▸ **DIRECTIONS FOR THIS TASK**:
Reproduce the records below exactly, leaving out any pictures.

▸ **Rows from a dataset**:
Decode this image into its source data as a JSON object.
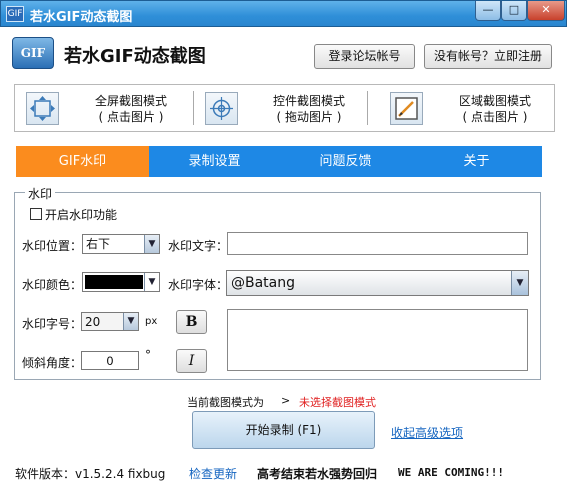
{
  "window": {
    "title": "若水GIF动态截图",
    "app_icon_text": "GIF",
    "min_label": "—",
    "max_label": "□",
    "close_label": "✕"
  },
  "header": {
    "logo_text": "GIF",
    "app_name": "若水GIF动态截图",
    "login_label": "登录论坛帐号",
    "register_label": "没有帐号？立即注册"
  },
  "modes": [
    {
      "title": "全屏截图模式",
      "hint": "( 点击图片 )",
      "icon": "fullscreen-icon"
    },
    {
      "title": "控件截图模式",
      "hint": "( 拖动图片 )",
      "icon": "crosshair-icon"
    },
    {
      "title": "区域截图模式",
      "hint": "( 点击图片 )",
      "icon": "region-icon"
    }
  ],
  "tabs": [
    "GIF水印",
    "录制设置",
    "问题反馈",
    "关于"
  ],
  "watermark": {
    "group_title": "水印",
    "enable_label": "开启水印功能",
    "position_label": "水印位置：",
    "position_value": "右下",
    "text_label": "水印文字：",
    "text_value": "",
    "color_label": "水印颜色：",
    "color_value": "#000000",
    "font_label": "水印字体：",
    "font_value": "@Batang",
    "size_label": "水印字号：",
    "size_value": "20",
    "size_unit": "px",
    "bold_label": "B",
    "italic_label": "I",
    "angle_label": "倾斜角度：",
    "angle_value": "0",
    "angle_unit": "°"
  },
  "status": {
    "current_mode_label": "当前截图模式为",
    "arrow": ">",
    "current_mode_value": "未选择截图模式"
  },
  "actions": {
    "start_label": "开始录制 (F1)",
    "collapse_label": "收起高级选项"
  },
  "footer": {
    "version": "软件版本：v1.5.2.4 fixbug",
    "check_update": "检查更新",
    "slogan": "高考结束若水强势回归",
    "coming": "WE ARE COMING!!!"
  }
}
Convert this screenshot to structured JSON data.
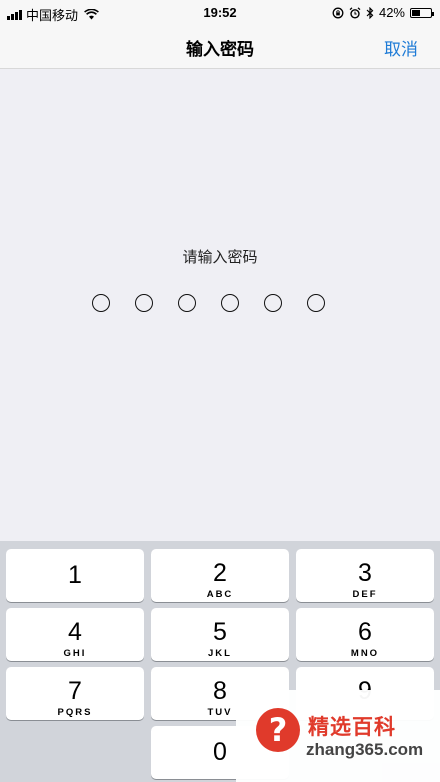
{
  "status_bar": {
    "carrier": "中国移动",
    "time": "19:52",
    "battery_percent": "42%",
    "battery_level": 0.42
  },
  "nav": {
    "title": "输入密码",
    "cancel_label": "取消"
  },
  "prompt": "请输入密码",
  "passcode_length": 6,
  "keypad": {
    "k1": {
      "digit": "1"
    },
    "k2": {
      "digit": "2",
      "letters": "ABC"
    },
    "k3": {
      "digit": "3",
      "letters": "DEF"
    },
    "k4": {
      "digit": "4",
      "letters": "GHI"
    },
    "k5": {
      "digit": "5",
      "letters": "JKL"
    },
    "k6": {
      "digit": "6",
      "letters": "MNO"
    },
    "k7": {
      "digit": "7",
      "letters": "PQRS"
    },
    "k8": {
      "digit": "8",
      "letters": "TUV"
    },
    "k9": {
      "digit": "9"
    },
    "k0": {
      "digit": "0"
    }
  },
  "watermark": {
    "badge": "?",
    "title": "精选百科",
    "url": "zhang365.com"
  },
  "colors": {
    "accent": "#1e7bd6",
    "watermark": "#e03a2b"
  }
}
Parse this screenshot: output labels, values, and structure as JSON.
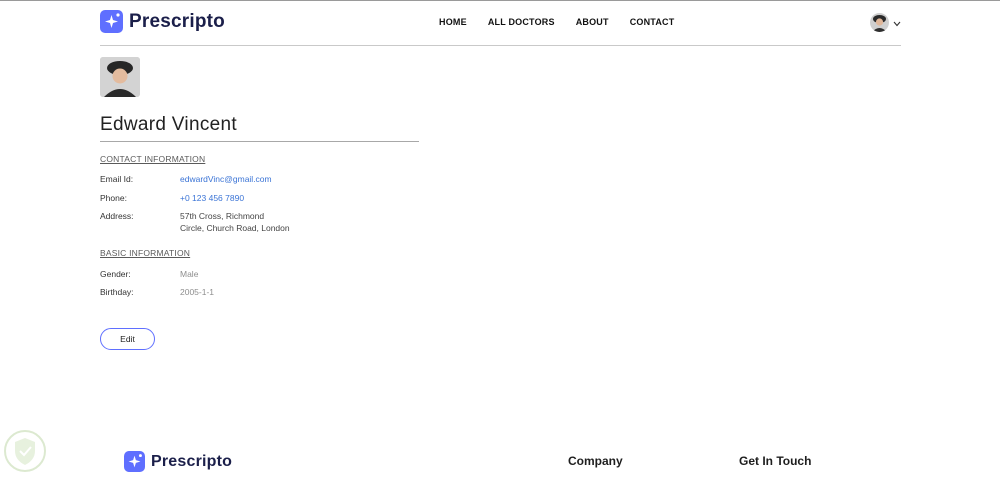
{
  "brand": {
    "name": "Prescripto"
  },
  "nav": {
    "items": [
      "HOME",
      "ALL DOCTORS",
      "ABOUT",
      "CONTACT"
    ]
  },
  "profile": {
    "name": "Edward Vincent",
    "contact_title": "CONTACT INFORMATION",
    "email_label": "Email Id:",
    "email": "edwardVinc@gmail.com",
    "phone_label": "Phone:",
    "phone": "+0 123 456 7890",
    "address_label": "Address:",
    "address_line1": "57th Cross, Richmond",
    "address_line2": "Circle, Church Road, London",
    "basic_title": "BASIC INFORMATION",
    "gender_label": "Gender:",
    "gender": "Male",
    "birthday_label": "Birthday:",
    "birthday": "2005-1-1",
    "edit_label": "Edit"
  },
  "footer": {
    "company_heading": "Company",
    "contact_heading": "Get In Touch"
  },
  "colors": {
    "accent": "#5f6fff",
    "link_blue": "#3b74d6"
  }
}
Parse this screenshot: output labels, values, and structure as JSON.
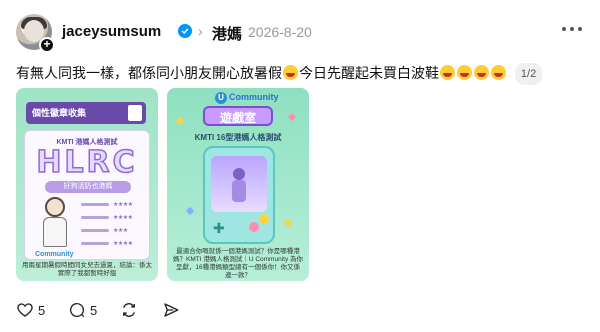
{
  "post": {
    "author": "jaceysumsum",
    "topic": "港媽",
    "date": "2026-8-20",
    "text_main": "有無人同我一樣，都係同小朋友開心放暑假",
    "text_cont": "今日先醒起未買白波鞋",
    "media_counter": "1/2"
  },
  "media": {
    "card1": {
      "banner": "個性徽章收集",
      "subtitle": "KMTI 港媽人格測試",
      "big_letters": "HLRC",
      "tag": "好狗活奶也港媽",
      "brand": "Community",
      "footer": "用兩星期暑假時間同女兒去過夏，結論：係太實際了我都暫時好搵"
    },
    "card2": {
      "brand": "Community",
      "title": "遊戲室",
      "subtitle": "KMTI 16型港媽人格測試",
      "footer": "最適合你嘅就係一個港媽測試？你是哪種港媽？KMTI 港媽人格測試｜U Community 為你呈獻，16種港媽類型總有一個係你！你又係邊一款？"
    }
  },
  "actions": {
    "likes": "5",
    "comments": "5"
  },
  "colors": {
    "verified": "#0095f6",
    "card_mint": "#9fe3c6",
    "purple": "#6a4aa8"
  },
  "icons": [
    "verified-icon",
    "chevron-right-icon",
    "more-icon",
    "heart-icon",
    "comment-icon",
    "repost-icon",
    "share-icon"
  ]
}
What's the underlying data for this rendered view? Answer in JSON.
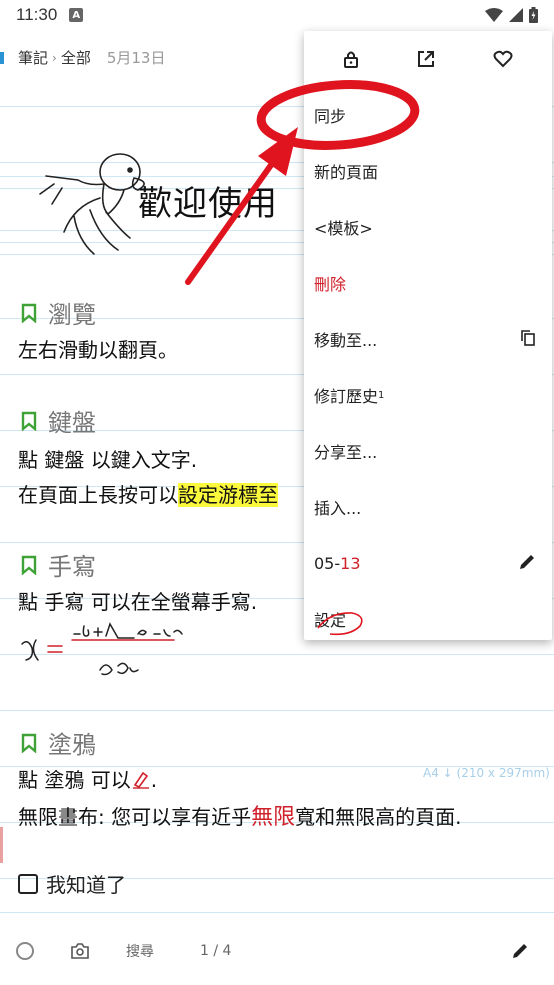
{
  "status_bar": {
    "time": "11:30",
    "a_icon": "A"
  },
  "breadcrumb": {
    "root": "筆記",
    "folder": "全部",
    "date": "5月13日"
  },
  "note": {
    "welcome": "歡迎使用",
    "sections": [
      {
        "heading": "瀏覽",
        "lines": [
          "左右滑動以翻頁。"
        ]
      },
      {
        "heading": "鍵盤",
        "line1": "點 鍵盤 以鍵入文字.",
        "line2_pre": "在頁面上長按可以",
        "line2_highlight": "設定游標至"
      },
      {
        "heading": "手寫",
        "lines": [
          "點 手寫 可以在全螢幕手寫."
        ]
      },
      {
        "heading": "塗鴉",
        "line1_pre": "點 塗鴉 可以",
        "line1_post": ".",
        "line2_pre": "無限畫布: 您可以享有近乎",
        "line2_big": "無限",
        "line2_post": "寬和無限高的頁面."
      }
    ],
    "paper_size": "A4 ↓ (210 x 297mm)",
    "checkbox_label": "我知道了"
  },
  "bottom_bar": {
    "search": "搜尋",
    "page": "1 / 4"
  },
  "menu": {
    "items": [
      {
        "label": "同步"
      },
      {
        "label": "新的頁面"
      },
      {
        "label": "<模板>"
      },
      {
        "label": "刪除"
      },
      {
        "label": "移動至..."
      },
      {
        "label": "修訂歷史",
        "sup": "1"
      },
      {
        "label": "分享至..."
      },
      {
        "label": "插入..."
      },
      {
        "label_pre": "05-",
        "label_red": "13"
      },
      {
        "label": "設定"
      }
    ]
  },
  "colors": {
    "accent": "#2a93d5",
    "ruling": "#cfe6f4",
    "bookmark": "#3fa136",
    "danger": "#d0202a",
    "highlight": "#fbf93c",
    "annotation": "#e0141e"
  },
  "icons": [
    "lock-icon",
    "open-external-icon",
    "heart-icon",
    "copy-icon",
    "pencil-icon",
    "camera-icon",
    "bookmark-icon",
    "circle-icon"
  ]
}
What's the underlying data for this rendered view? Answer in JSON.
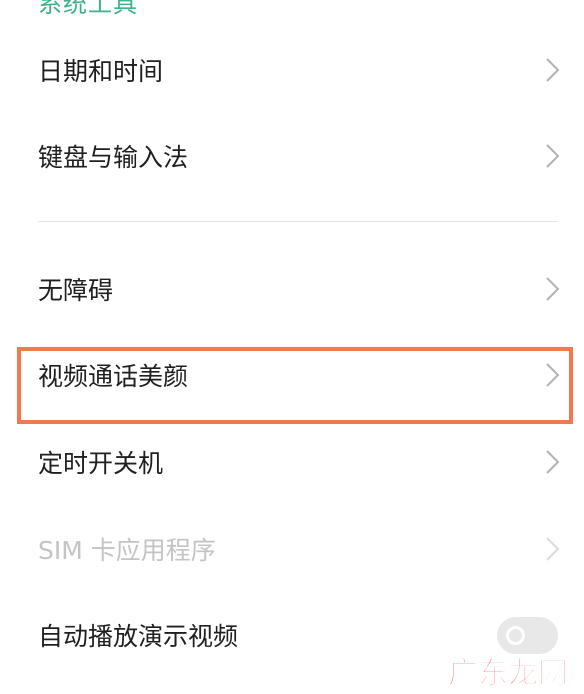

▸ **FINAL RESULT**:
Decode this image into its source data as a JSON object.
{
  "window": {
    "title": "若水GIF动态截图",
    "app_icon_text": "GIF",
    "min_label": "—",
    "max_label": "□",
    "close_label": "✕"
  },
  "header": {
    "logo_text": "GIF",
    "app_name": "若水GIF动态截图",
    "login_label": "登录论坛帐号",
    "register_label": "没有帐号？立即注册"
  },
  "modes": [
    {
      "title": "全屏截图模式",
      "hint": "( 点击图片 )",
      "icon": "fullscreen-icon"
    },
    {
      "title": "控件截图模式",
      "hint": "( 拖动图片 )",
      "icon": "crosshair-icon"
    },
    {
      "title": "区域截图模式",
      "hint": "( 点击图片 )",
      "icon": "region-icon"
    }
  ],
  "tabs": [
    "GIF水印",
    "录制设置",
    "问题反馈",
    "关于"
  ],
  "watermark": {
    "group_title": "水印",
    "enable_label": "开启水印功能",
    "position_label": "水印位置：",
    "position_value": "右下",
    "text_label": "水印文字：",
    "text_value": "",
    "color_label": "水印颜色：",
    "color_value": "#000000",
    "font_label": "水印字体：",
    "font_value": "@Batang",
    "size_label": "水印字号：",
    "size_value": "20",
    "size_unit": "px",
    "bold_label": "B",
    "italic_label": "I",
    "angle_label": "倾斜角度：",
    "angle_value": "0",
    "angle_unit": "°"
  },
  "status": {
    "current_mode_label": "当前截图模式为",
    "arrow": ">",
    "current_mode_value": "未选择截图模式"
  },
  "actions": {
    "start_label": "开始录制 (F1)",
    "collapse_label": "收起高级选项"
  },
  "footer": {
    "version": "软件版本：v1.5.2.4 fixbug",
    "check_update": "检查更新",
    "slogan": "高考结束若水强势回归",
    "coming": "WE ARE COMING!!!"
  }
}
Convert this screenshot to structured JSON data.
{
  "status_bar": {
    "carrier": "中国移动",
    "time": "19:52",
    "battery_percent": "42%",
    "battery_level": 0.42
  },
  "nav": {
    "title": "输入密码",
    "cancel_label": "取消"
  },
  "prompt": "请输入密码",
  "passcode_length": 6,
  "keypad": {
    "k1": {
      "digit": "1"
    },
    "k2": {
      "digit": "2",
      "letters": "ABC"
    },
    "k3": {
      "digit": "3",
      "letters": "DEF"
    },
    "k4": {
      "digit": "4",
      "letters": "GHI"
    },
    "k5": {
      "digit": "5",
      "letters": "JKL"
    },
    "k6": {
      "digit": "6",
      "letters": "MNO"
    },
    "k7": {
      "digit": "7",
      "letters": "PQRS"
    },
    "k8": {
      "digit": "8",
      "letters": "TUV"
    },
    "k9": {
      "digit": "9"
    },
    "k0": {
      "digit": "0"
    }
  },
  "watermark": {
    "badge": "?",
    "title": "精选百科",
    "url": "zhang365.com"
  },
  "colors": {
    "accent": "#1e7bd6",
    "watermark": "#e03a2b"
  }
}
Parse this screenshot: output labels, values, and structure as JSON.
{
  "brand": {
    "name": "Prescripto"
  },
  "nav": {
    "items": [
      "HOME",
      "ALL DOCTORS",
      "ABOUT",
      "CONTACT"
    ]
  },
  "profile": {
    "name": "Edward Vincent",
    "contact_title": "CONTACT INFORMATION",
    "email_label": "Email Id:",
    "email": "edwardVinc@gmail.com",
    "phone_label": "Phone:",
    "phone": "+0 123 456 7890",
    "address_label": "Address:",
    "address_line1": "57th Cross, Richmond",
    "address_line2": "Circle, Church Road, London",
    "basic_title": "BASIC INFORMATION",
    "gender_label": "Gender:",
    "gender": "Male",
    "birthday_label": "Birthday:",
    "birthday": "2005-1-1",
    "edit_label": "Edit"
  },
  "footer": {
    "company_heading": "Company",
    "contact_heading": "Get In Touch"
  },
  "colors": {
    "accent": "#5f6fff",
    "link_blue": "#3b74d6"
  }
}
Parse this screenshot: output labels, values, and structure as JSON.
{
  "post": {
    "author": "jaceysumsum",
    "topic": "港媽",
    "date": "2026-8-20",
    "text_main": "有無人同我一樣，都係同小朋友開心放暑假",
    "text_cont": "今日先醒起未買白波鞋",
    "media_counter": "1/2"
  },
  "media": {
    "card1": {
      "banner": "個性徽章收集",
      "subtitle": "KMTI 港媽人格測試",
      "big_letters": "HLRC",
      "tag": "好狗活奶也港媽",
      "brand": "Community",
      "footer": "用兩星期暑假時間同女兒去過夏，結論：係太實際了我都暫時好搵"
    },
    "card2": {
      "brand": "Community",
      "title": "遊戲室",
      "subtitle": "KMTI 16型港媽人格測試",
      "footer": "最適合你嘅就係一個港媽測試？你是哪種港媽？KMTI 港媽人格測試｜U Community 為你呈獻，16種港媽類型總有一個係你！你又係邊一款？"
    }
  },
  "actions": {
    "likes": "5",
    "comments": "5"
  },
  "colors": {
    "verified": "#0095f6",
    "card_mint": "#9fe3c6",
    "purple": "#6a4aa8"
  },
  "icons": [
    "verified-icon",
    "chevron-right-icon",
    "more-icon",
    "heart-icon",
    "comment-icon",
    "repost-icon",
    "share-icon"
  ]
}
What's the underlying data for this rendered view? Answer in JSON.
{
  "status_bar": {
    "time": "11:30",
    "a_icon": "A"
  },
  "breadcrumb": {
    "root": "筆記",
    "folder": "全部",
    "date": "5月13日"
  },
  "note": {
    "welcome": "歡迎使用",
    "sections": [
      {
        "heading": "瀏覽",
        "lines": [
          "左右滑動以翻頁。"
        ]
      },
      {
        "heading": "鍵盤",
        "line1": "點 鍵盤 以鍵入文字.",
        "line2_pre": "在頁面上長按可以",
        "line2_highlight": "設定游標至"
      },
      {
        "heading": "手寫",
        "lines": [
          "點 手寫 可以在全螢幕手寫."
        ]
      },
      {
        "heading": "塗鴉",
        "line1_pre": "點 塗鴉 可以",
        "line1_post": ".",
        "line2_pre": "無限畫布: 您可以享有近乎",
        "line2_big": "無限",
        "line2_post": "寬和無限高的頁面."
      }
    ],
    "paper_size": "A4 ↓ (210 x 297mm)",
    "checkbox_label": "我知道了"
  },
  "bottom_bar": {
    "search": "搜尋",
    "page": "1 / 4"
  },
  "menu": {
    "items": [
      {
        "label": "同步"
      },
      {
        "label": "新的頁面"
      },
      {
        "label": "<模板>"
      },
      {
        "label": "刪除"
      },
      {
        "label": "移動至..."
      },
      {
        "label": "修訂歷史",
        "sup": "1"
      },
      {
        "label": "分享至..."
      },
      {
        "label": "插入..."
      },
      {
        "label_pre": "05-",
        "label_red": "13"
      },
      {
        "label": "設定"
      }
    ]
  },
  "colors": {
    "accent": "#2a93d5",
    "ruling": "#cfe6f4",
    "bookmark": "#3fa136",
    "danger": "#d0202a",
    "highlight": "#fbf93c",
    "annotation": "#e0141e"
  },
  "icons": [
    "lock-icon",
    "open-external-icon",
    "heart-icon",
    "copy-icon",
    "pencil-icon",
    "camera-icon",
    "bookmark-icon",
    "circle-icon"
  ]
}
What's the underlying data for this rendered view? Answer in JSON.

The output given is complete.